Supplied records:
☆ ☆ ☆ ☆ ☆ ☆ ☆

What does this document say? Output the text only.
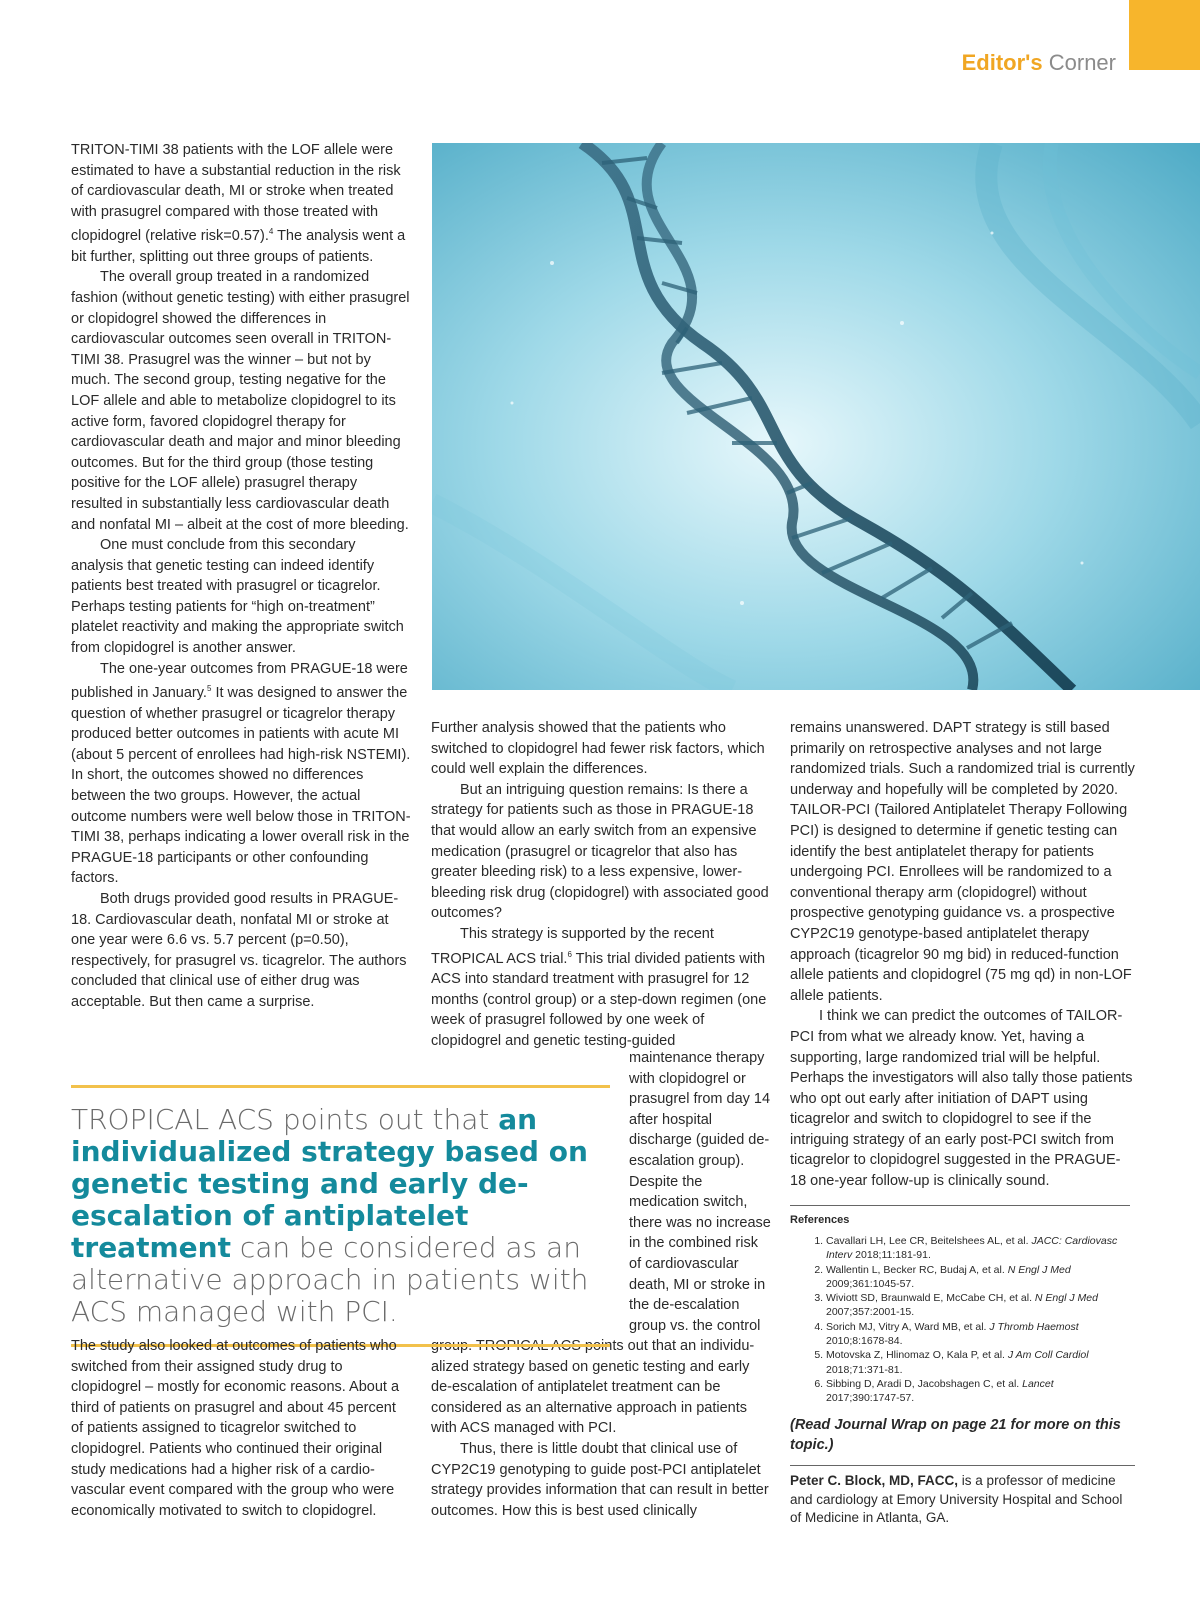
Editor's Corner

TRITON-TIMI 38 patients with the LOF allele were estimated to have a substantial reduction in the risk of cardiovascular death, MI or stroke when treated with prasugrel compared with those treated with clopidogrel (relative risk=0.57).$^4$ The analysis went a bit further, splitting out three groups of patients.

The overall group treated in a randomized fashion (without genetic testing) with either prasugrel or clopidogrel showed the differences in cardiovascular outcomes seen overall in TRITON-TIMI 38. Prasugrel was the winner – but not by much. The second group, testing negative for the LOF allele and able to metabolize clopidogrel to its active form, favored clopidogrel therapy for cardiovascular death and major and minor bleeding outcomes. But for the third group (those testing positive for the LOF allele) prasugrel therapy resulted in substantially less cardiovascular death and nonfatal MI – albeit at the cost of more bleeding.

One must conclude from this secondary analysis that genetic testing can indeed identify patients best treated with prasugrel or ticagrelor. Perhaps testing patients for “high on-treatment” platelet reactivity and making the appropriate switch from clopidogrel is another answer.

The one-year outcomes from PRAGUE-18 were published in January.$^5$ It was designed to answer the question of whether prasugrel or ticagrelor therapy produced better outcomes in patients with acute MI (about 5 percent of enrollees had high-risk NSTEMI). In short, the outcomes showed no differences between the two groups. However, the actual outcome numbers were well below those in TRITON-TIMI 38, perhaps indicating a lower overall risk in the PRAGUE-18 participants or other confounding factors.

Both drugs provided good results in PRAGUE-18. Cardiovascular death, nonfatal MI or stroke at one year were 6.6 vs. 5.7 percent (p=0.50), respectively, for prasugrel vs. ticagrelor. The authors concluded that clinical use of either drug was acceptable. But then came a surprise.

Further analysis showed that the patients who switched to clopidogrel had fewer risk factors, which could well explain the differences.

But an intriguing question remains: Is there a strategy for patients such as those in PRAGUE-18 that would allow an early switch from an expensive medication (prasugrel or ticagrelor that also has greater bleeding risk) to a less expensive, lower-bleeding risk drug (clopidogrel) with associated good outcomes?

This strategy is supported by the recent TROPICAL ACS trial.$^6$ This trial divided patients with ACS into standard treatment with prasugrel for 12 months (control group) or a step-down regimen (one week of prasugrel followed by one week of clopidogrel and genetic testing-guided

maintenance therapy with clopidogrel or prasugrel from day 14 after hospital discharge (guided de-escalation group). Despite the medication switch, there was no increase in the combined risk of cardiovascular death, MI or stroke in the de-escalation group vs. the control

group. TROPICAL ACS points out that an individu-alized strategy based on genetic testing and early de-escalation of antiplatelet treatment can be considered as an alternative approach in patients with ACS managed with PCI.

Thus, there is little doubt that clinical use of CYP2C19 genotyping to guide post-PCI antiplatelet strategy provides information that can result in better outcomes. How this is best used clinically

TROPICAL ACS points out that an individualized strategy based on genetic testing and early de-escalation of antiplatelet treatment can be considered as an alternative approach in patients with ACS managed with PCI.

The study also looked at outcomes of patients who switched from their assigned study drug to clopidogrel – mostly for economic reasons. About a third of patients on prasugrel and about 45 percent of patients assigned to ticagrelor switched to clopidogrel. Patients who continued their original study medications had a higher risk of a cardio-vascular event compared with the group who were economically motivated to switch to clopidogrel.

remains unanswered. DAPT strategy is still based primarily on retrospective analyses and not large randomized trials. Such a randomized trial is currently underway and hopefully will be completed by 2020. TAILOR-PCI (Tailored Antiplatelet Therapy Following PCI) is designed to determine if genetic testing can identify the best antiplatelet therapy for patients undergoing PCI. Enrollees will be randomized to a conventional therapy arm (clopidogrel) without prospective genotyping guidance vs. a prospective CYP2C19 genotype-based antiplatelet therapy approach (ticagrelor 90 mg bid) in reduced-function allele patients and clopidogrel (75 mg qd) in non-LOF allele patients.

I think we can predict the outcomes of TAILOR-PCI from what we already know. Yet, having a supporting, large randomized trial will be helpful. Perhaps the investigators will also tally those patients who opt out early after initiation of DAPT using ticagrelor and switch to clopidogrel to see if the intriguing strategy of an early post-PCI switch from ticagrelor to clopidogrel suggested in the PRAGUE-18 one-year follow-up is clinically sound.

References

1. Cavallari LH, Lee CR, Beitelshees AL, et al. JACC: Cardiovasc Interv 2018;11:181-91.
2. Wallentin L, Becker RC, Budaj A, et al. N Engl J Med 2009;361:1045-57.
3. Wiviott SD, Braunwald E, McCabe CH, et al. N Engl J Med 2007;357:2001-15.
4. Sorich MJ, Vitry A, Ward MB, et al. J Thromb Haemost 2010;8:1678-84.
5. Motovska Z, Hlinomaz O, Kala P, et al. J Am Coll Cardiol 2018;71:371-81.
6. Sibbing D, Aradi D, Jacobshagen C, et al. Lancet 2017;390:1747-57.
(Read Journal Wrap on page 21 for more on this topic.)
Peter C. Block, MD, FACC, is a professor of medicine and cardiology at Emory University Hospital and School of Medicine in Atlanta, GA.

☆ ☆ ☆ ☆ ☆ ☆ ☆

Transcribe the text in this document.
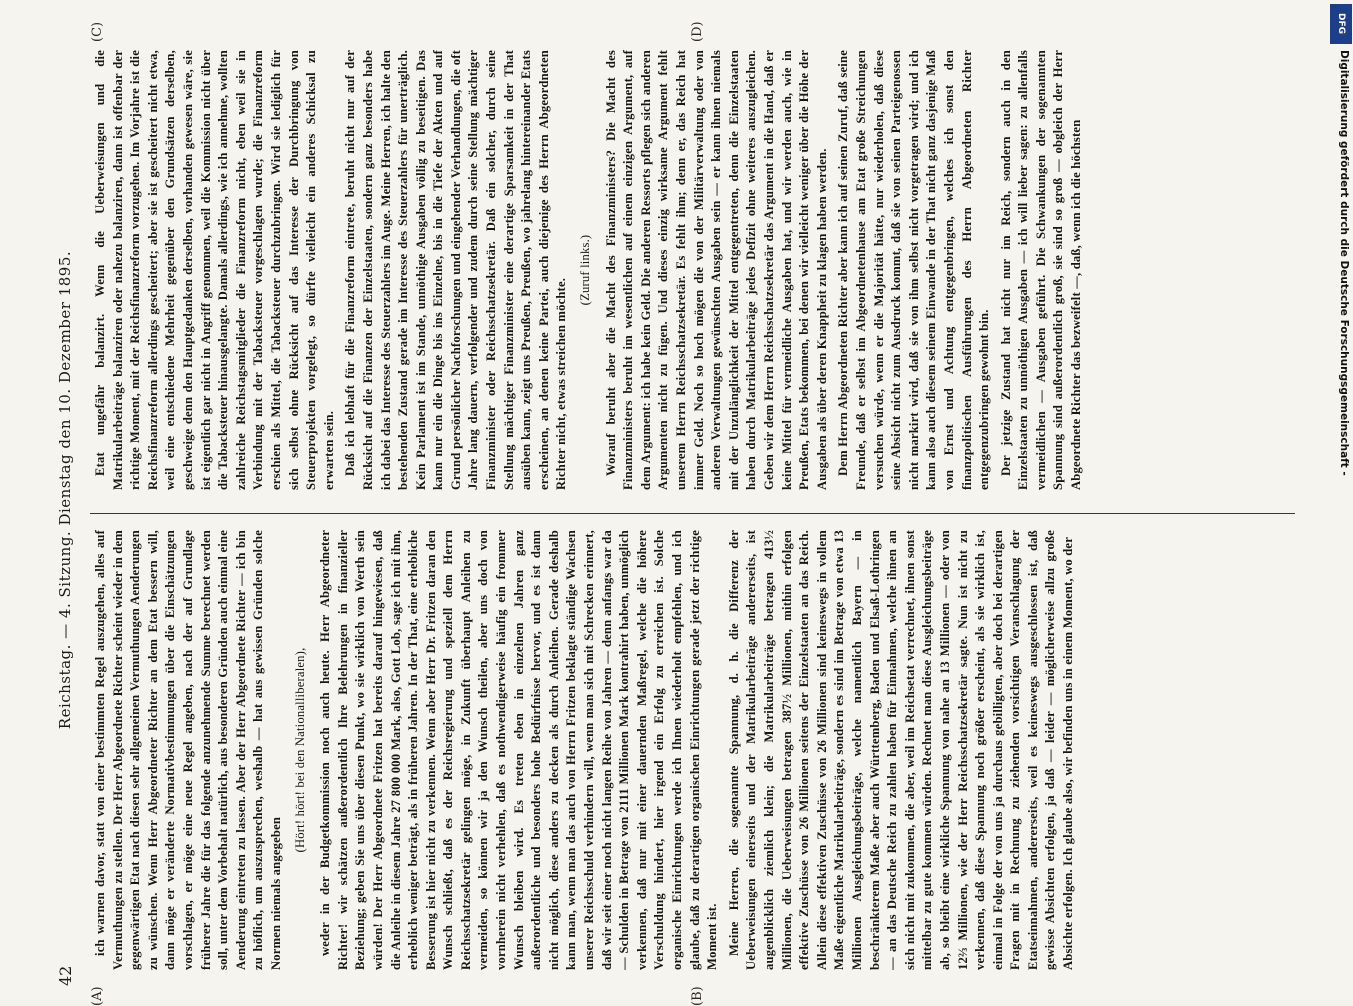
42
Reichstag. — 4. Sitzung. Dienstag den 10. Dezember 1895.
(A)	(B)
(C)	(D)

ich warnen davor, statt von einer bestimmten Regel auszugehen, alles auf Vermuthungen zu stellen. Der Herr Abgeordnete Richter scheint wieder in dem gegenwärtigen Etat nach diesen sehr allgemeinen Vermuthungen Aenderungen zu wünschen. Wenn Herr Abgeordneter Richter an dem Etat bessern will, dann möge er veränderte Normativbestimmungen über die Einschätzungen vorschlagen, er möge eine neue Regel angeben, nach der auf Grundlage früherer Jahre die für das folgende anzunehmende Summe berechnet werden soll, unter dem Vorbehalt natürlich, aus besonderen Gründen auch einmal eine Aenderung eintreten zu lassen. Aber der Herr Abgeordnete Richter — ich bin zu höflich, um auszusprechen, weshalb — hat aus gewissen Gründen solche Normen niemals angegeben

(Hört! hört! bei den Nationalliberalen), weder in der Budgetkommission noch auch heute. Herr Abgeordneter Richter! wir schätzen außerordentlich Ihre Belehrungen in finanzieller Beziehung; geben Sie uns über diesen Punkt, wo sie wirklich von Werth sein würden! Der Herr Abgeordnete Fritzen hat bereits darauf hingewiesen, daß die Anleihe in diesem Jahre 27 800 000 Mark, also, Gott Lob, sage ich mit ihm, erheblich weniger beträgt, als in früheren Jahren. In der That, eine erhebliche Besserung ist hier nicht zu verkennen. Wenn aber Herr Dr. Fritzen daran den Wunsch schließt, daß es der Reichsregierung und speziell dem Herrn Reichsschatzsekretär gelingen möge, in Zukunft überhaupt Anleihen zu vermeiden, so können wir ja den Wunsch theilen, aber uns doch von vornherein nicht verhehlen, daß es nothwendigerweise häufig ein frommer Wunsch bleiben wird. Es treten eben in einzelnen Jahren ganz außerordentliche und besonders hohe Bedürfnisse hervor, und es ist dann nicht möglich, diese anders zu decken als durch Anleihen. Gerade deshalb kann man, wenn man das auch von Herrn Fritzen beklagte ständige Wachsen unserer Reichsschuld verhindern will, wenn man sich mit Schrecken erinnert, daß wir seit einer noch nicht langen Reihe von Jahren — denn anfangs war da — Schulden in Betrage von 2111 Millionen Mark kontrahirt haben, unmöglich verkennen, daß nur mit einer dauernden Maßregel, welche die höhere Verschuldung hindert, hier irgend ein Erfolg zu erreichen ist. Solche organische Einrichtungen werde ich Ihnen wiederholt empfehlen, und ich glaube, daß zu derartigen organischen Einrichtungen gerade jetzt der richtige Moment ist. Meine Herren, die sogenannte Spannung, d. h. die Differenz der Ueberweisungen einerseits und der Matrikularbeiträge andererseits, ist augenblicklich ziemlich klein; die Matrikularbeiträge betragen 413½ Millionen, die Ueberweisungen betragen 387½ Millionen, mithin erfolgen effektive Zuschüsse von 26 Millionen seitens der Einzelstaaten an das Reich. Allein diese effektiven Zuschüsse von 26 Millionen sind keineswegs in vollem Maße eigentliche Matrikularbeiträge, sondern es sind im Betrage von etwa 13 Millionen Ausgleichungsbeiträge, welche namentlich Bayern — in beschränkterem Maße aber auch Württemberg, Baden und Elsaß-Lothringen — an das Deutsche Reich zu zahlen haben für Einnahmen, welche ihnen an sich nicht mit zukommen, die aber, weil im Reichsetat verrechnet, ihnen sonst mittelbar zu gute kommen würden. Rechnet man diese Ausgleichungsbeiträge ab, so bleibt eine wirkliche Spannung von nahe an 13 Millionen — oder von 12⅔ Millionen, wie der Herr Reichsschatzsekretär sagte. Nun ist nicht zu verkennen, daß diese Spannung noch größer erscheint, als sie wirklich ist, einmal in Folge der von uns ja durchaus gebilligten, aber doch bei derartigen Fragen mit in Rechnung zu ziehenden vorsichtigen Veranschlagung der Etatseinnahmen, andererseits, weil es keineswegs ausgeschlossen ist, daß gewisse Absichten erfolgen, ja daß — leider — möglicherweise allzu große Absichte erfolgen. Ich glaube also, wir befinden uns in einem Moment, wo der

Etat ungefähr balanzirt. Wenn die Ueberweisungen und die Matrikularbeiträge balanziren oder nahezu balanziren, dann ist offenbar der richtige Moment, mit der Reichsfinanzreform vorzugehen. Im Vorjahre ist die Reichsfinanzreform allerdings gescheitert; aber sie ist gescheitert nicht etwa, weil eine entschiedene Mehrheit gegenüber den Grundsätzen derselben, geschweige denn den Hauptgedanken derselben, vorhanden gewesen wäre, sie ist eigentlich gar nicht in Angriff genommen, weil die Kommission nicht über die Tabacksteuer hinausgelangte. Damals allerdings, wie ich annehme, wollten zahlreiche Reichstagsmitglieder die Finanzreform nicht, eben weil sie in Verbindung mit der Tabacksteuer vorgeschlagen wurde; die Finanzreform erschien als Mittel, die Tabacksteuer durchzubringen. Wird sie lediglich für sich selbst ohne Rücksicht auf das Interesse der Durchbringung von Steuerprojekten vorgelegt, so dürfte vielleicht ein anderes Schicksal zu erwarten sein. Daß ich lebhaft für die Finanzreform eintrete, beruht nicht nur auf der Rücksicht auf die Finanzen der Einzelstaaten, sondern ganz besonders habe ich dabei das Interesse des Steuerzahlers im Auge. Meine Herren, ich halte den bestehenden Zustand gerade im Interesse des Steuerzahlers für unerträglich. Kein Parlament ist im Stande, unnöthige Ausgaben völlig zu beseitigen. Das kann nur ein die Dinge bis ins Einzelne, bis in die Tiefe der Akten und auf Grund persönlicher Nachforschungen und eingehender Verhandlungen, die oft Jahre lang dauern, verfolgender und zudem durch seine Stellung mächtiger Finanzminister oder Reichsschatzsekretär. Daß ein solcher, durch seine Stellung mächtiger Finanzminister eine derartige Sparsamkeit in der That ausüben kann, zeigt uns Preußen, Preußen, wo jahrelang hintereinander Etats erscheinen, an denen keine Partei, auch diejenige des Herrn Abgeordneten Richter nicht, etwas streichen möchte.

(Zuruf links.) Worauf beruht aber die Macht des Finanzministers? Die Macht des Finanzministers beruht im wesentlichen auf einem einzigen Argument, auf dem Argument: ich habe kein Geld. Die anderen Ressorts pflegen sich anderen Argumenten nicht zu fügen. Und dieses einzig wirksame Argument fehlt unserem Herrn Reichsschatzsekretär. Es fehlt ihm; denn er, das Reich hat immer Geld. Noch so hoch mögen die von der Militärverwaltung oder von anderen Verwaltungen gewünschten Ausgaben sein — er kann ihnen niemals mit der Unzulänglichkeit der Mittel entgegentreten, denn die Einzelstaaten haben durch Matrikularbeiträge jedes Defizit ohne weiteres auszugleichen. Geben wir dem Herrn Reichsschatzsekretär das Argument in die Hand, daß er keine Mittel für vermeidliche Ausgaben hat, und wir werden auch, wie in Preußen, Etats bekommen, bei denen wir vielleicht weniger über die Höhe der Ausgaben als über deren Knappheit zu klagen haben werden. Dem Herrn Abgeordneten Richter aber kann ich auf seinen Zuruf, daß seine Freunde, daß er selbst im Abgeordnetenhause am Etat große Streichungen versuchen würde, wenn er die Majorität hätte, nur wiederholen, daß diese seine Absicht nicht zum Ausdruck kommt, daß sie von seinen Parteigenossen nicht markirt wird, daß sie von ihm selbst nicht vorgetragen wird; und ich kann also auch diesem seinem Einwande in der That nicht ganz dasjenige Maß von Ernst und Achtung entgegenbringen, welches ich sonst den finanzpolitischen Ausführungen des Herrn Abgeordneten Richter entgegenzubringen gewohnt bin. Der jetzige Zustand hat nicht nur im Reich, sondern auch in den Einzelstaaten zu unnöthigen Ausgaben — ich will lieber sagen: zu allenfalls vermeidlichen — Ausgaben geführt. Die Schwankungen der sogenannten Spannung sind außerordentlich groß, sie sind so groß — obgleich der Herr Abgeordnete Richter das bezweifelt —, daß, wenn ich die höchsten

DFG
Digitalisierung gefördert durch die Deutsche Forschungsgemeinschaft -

☆ ☆ ☆ ☆ ☆ ☆ ☆

Activity: Each line in the data that holds the word "text" must be copied.

Written reply:
What does this document say? Output the text only.
Transcribe the text in this document.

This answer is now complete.